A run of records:
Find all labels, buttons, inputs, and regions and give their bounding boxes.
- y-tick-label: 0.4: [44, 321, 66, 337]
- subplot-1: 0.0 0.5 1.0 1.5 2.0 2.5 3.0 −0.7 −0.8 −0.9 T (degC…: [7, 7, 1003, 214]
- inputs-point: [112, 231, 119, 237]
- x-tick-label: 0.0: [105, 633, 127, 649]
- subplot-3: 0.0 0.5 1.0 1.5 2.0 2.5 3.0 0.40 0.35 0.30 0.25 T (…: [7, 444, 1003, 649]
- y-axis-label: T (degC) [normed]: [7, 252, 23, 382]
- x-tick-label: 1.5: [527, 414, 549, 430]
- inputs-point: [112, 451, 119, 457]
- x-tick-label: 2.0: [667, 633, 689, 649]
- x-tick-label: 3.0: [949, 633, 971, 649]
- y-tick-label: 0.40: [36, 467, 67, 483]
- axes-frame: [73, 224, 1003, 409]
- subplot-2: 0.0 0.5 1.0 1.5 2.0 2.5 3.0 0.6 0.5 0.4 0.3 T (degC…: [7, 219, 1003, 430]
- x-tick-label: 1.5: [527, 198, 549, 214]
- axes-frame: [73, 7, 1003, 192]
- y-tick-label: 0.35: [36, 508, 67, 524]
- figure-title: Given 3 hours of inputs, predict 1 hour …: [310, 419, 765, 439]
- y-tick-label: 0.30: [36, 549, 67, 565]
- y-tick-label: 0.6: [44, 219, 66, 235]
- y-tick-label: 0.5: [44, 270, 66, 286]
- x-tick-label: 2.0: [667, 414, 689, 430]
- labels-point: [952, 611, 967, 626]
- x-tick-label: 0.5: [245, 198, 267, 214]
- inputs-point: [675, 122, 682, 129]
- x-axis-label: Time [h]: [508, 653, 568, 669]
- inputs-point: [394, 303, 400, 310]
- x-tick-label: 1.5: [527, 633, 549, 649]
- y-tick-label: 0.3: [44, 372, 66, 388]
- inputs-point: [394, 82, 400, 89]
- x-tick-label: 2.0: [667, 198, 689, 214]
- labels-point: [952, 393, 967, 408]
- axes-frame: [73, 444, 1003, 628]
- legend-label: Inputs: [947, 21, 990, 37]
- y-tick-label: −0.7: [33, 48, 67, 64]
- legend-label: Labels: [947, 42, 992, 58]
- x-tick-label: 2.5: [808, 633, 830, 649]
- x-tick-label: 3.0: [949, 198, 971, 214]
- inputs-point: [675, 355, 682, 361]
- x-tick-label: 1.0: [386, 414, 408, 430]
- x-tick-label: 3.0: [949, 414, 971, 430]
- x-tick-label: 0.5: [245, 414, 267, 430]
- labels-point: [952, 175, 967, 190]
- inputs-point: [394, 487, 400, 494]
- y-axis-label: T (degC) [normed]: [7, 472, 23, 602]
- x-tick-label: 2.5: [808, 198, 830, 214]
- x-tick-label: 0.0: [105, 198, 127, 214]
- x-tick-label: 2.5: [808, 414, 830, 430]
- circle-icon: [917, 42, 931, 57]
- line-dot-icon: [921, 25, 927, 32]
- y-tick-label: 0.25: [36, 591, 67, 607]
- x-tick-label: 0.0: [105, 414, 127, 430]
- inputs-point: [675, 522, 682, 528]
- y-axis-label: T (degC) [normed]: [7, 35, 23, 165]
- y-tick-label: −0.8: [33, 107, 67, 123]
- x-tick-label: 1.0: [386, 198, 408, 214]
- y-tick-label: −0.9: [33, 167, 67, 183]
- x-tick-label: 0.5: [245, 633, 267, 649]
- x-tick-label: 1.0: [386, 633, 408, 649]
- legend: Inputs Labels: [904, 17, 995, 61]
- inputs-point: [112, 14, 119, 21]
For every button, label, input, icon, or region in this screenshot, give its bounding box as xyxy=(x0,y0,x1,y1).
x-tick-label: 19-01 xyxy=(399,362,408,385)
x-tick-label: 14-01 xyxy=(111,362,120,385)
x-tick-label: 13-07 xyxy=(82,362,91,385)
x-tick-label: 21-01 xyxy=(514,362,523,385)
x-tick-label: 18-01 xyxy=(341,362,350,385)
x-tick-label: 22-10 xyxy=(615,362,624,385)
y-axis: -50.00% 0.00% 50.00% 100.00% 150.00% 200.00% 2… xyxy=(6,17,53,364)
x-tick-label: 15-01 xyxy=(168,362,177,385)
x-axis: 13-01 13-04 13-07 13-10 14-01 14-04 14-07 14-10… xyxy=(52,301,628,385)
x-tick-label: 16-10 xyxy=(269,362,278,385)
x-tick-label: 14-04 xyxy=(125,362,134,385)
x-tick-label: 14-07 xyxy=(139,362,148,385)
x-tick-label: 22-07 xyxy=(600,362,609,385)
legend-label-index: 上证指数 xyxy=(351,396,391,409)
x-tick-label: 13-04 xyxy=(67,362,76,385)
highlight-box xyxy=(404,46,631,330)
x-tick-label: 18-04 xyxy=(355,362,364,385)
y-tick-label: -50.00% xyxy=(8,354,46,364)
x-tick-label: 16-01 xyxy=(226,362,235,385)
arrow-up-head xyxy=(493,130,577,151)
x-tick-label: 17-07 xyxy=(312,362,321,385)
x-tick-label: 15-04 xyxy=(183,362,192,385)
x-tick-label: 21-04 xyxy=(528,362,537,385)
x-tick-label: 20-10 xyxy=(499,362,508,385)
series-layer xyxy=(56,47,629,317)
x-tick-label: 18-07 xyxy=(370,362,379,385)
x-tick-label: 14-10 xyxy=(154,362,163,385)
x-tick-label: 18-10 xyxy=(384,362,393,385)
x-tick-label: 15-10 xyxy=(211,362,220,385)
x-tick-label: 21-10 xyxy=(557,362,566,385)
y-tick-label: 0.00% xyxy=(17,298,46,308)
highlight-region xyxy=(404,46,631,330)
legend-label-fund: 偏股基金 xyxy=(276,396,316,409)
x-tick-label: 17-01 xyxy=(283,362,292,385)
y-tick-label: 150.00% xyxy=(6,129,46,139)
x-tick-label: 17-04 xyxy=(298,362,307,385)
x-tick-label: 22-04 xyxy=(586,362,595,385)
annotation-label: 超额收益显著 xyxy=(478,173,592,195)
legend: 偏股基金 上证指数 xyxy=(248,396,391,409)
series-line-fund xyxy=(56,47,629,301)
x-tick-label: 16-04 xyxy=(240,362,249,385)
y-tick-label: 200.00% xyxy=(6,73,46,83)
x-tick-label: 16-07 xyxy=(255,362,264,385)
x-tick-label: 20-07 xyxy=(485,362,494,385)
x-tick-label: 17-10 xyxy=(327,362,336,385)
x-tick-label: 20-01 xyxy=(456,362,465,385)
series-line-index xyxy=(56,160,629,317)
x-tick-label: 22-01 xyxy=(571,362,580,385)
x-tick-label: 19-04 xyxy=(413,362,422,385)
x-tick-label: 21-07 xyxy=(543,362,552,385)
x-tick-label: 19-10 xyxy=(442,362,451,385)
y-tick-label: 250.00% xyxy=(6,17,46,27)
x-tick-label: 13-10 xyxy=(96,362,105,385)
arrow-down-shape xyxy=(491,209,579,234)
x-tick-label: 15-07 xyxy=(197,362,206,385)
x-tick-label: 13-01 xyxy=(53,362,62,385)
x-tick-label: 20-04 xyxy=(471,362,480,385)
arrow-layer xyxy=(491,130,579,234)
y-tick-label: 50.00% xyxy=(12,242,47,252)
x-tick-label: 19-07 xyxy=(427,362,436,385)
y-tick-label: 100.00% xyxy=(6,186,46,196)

GIVEN PROBLEM — Pull every line out of the records above and reproduce each one word for word, with nothing changed.

TASK SOLUTION —
Find all labels, buttons, inputs, and regions and give their bounding boxes.
- y-tick-label: 0.4: [44, 321, 66, 337]
- subplot-1: 0.0 0.5 1.0 1.5 2.0 2.5 3.0 −0.7 −0.8 −0.9 T (degC…: [7, 7, 1003, 214]
- inputs-point: [112, 231, 119, 237]
- x-tick-label: 0.0: [105, 633, 127, 649]
- subplot-3: 0.0 0.5 1.0 1.5 2.0 2.5 3.0 0.40 0.35 0.30 0.25 T (…: [7, 444, 1003, 649]
- y-axis-label: T (degC) [normed]: [7, 252, 23, 382]
- x-tick-label: 1.5: [527, 414, 549, 430]
- inputs-point: [112, 451, 119, 457]
- x-tick-label: 2.0: [667, 633, 689, 649]
- x-tick-label: 3.0: [949, 633, 971, 649]
- y-tick-label: 0.40: [36, 467, 67, 483]
- axes-frame: [73, 224, 1003, 409]
- subplot-2: 0.0 0.5 1.0 1.5 2.0 2.5 3.0 0.6 0.5 0.4 0.3 T (degC…: [7, 219, 1003, 430]
- x-tick-label: 1.5: [527, 198, 549, 214]
- axes-frame: [73, 7, 1003, 192]
- y-tick-label: 0.35: [36, 508, 67, 524]
- figure-title: Given 3 hours of inputs, predict 1 hour …: [310, 419, 765, 439]
- y-tick-label: 0.30: [36, 549, 67, 565]
- y-tick-label: 0.6: [44, 219, 66, 235]
- y-tick-label: 0.5: [44, 270, 66, 286]
- x-tick-label: 2.0: [667, 414, 689, 430]
- labels-point: [952, 611, 967, 626]
- x-tick-label: 0.5: [245, 198, 267, 214]
- inputs-point: [675, 122, 682, 129]
- x-axis-label: Time [h]: [508, 653, 568, 669]
- inputs-point: [394, 303, 400, 310]
- x-tick-label: 1.5: [527, 633, 549, 649]
- y-tick-label: 0.3: [44, 372, 66, 388]
- inputs-point: [394, 82, 400, 89]
- x-tick-label: 2.0: [667, 198, 689, 214]
- labels-point: [952, 393, 967, 408]
- axes-frame: [73, 444, 1003, 628]
- legend-label: Inputs: [947, 21, 990, 37]
- y-tick-label: −0.7: [33, 48, 67, 64]
- legend-label: Labels: [947, 42, 992, 58]
- x-tick-label: 2.5: [808, 633, 830, 649]
- x-tick-label: 3.0: [949, 198, 971, 214]
- inputs-point: [675, 355, 682, 361]
- x-tick-label: 1.0: [386, 414, 408, 430]
- x-tick-label: 3.0: [949, 414, 971, 430]
- x-tick-label: 0.5: [245, 414, 267, 430]
- labels-point: [952, 175, 967, 190]
- inputs-point: [394, 487, 400, 494]
- y-axis-label: T (degC) [normed]: [7, 472, 23, 602]
- x-tick-label: 2.5: [808, 198, 830, 214]
- x-tick-label: 0.0: [105, 198, 127, 214]
- x-tick-label: 2.5: [808, 414, 830, 430]
- circle-icon: [917, 42, 931, 57]
- line-dot-icon: [921, 25, 927, 32]
- y-tick-label: 0.25: [36, 591, 67, 607]
- x-tick-label: 0.0: [105, 414, 127, 430]
- inputs-point: [675, 522, 682, 528]
- y-axis-label: T (degC) [normed]: [7, 35, 23, 165]
- y-tick-label: −0.8: [33, 107, 67, 123]
- x-tick-label: 1.0: [386, 198, 408, 214]
- y-tick-label: −0.9: [33, 167, 67, 183]
- x-tick-label: 0.5: [245, 633, 267, 649]
- x-tick-label: 1.0: [386, 633, 408, 649]
- legend: Inputs Labels: [904, 17, 995, 61]
- inputs-point: [112, 14, 119, 21]
For every button, label, input, icon, or region in this screenshot, give its bounding box as xyxy=(x0,y0,x1,y1).
x-tick-label: 19-01 xyxy=(399,362,408,385)
x-tick-label: 14-01 xyxy=(111,362,120,385)
x-tick-label: 13-07 xyxy=(82,362,91,385)
x-tick-label: 21-01 xyxy=(514,362,523,385)
x-tick-label: 18-01 xyxy=(341,362,350,385)
x-tick-label: 22-10 xyxy=(615,362,624,385)
y-axis: -50.00% 0.00% 50.00% 100.00% 150.00% 200.00% 2… xyxy=(6,17,53,364)
x-tick-label: 15-01 xyxy=(168,362,177,385)
x-axis: 13-01 13-04 13-07 13-10 14-01 14-04 14-07 14-10… xyxy=(52,301,628,385)
x-tick-label: 16-10 xyxy=(269,362,278,385)
x-tick-label: 14-04 xyxy=(125,362,134,385)
x-tick-label: 14-07 xyxy=(139,362,148,385)
x-tick-label: 22-07 xyxy=(600,362,609,385)
legend-label-index: 上证指数 xyxy=(351,396,391,409)
x-tick-label: 13-04 xyxy=(67,362,76,385)
highlight-box xyxy=(404,46,631,330)
x-tick-label: 18-04 xyxy=(355,362,364,385)
y-tick-label: -50.00% xyxy=(8,354,46,364)
x-tick-label: 16-01 xyxy=(226,362,235,385)
arrow-up-head xyxy=(493,130,577,151)
x-tick-label: 17-07 xyxy=(312,362,321,385)
x-tick-label: 15-04 xyxy=(183,362,192,385)
x-tick-label: 21-04 xyxy=(528,362,537,385)
x-tick-label: 20-10 xyxy=(499,362,508,385)
series-layer xyxy=(56,47,629,317)
x-tick-label: 18-07 xyxy=(370,362,379,385)
x-tick-label: 14-10 xyxy=(154,362,163,385)
x-tick-label: 18-10 xyxy=(384,362,393,385)
x-tick-label: 15-10 xyxy=(211,362,220,385)
x-tick-label: 21-10 xyxy=(557,362,566,385)
y-tick-label: 0.00% xyxy=(17,298,46,308)
highlight-region xyxy=(404,46,631,330)
legend-label-fund: 偏股基金 xyxy=(276,396,316,409)
x-tick-label: 17-01 xyxy=(283,362,292,385)
y-tick-label: 150.00% xyxy=(6,129,46,139)
x-tick-label: 17-04 xyxy=(298,362,307,385)
x-tick-label: 22-04 xyxy=(586,362,595,385)
annotation-label: 超额收益显著 xyxy=(478,173,592,195)
legend: 偏股基金 上证指数 xyxy=(248,396,391,409)
series-line-fund xyxy=(56,47,629,301)
x-tick-label: 16-04 xyxy=(240,362,249,385)
y-tick-label: 200.00% xyxy=(6,73,46,83)
x-tick-label: 16-07 xyxy=(255,362,264,385)
x-tick-label: 20-07 xyxy=(485,362,494,385)
x-tick-label: 17-10 xyxy=(327,362,336,385)
x-tick-label: 20-01 xyxy=(456,362,465,385)
series-line-index xyxy=(56,160,629,317)
x-tick-label: 22-01 xyxy=(571,362,580,385)
x-tick-label: 19-04 xyxy=(413,362,422,385)
x-tick-label: 21-07 xyxy=(543,362,552,385)
x-tick-label: 19-10 xyxy=(442,362,451,385)
y-tick-label: 250.00% xyxy=(6,17,46,27)
x-tick-label: 13-10 xyxy=(96,362,105,385)
arrow-down-shape xyxy=(491,209,579,234)
x-tick-label: 15-07 xyxy=(197,362,206,385)
x-tick-label: 13-01 xyxy=(53,362,62,385)
x-tick-label: 20-04 xyxy=(471,362,480,385)
arrow-layer xyxy=(491,130,579,234)
y-tick-label: 50.00% xyxy=(12,242,47,252)
x-tick-label: 19-07 xyxy=(427,362,436,385)
y-tick-label: 100.00% xyxy=(6,186,46,196)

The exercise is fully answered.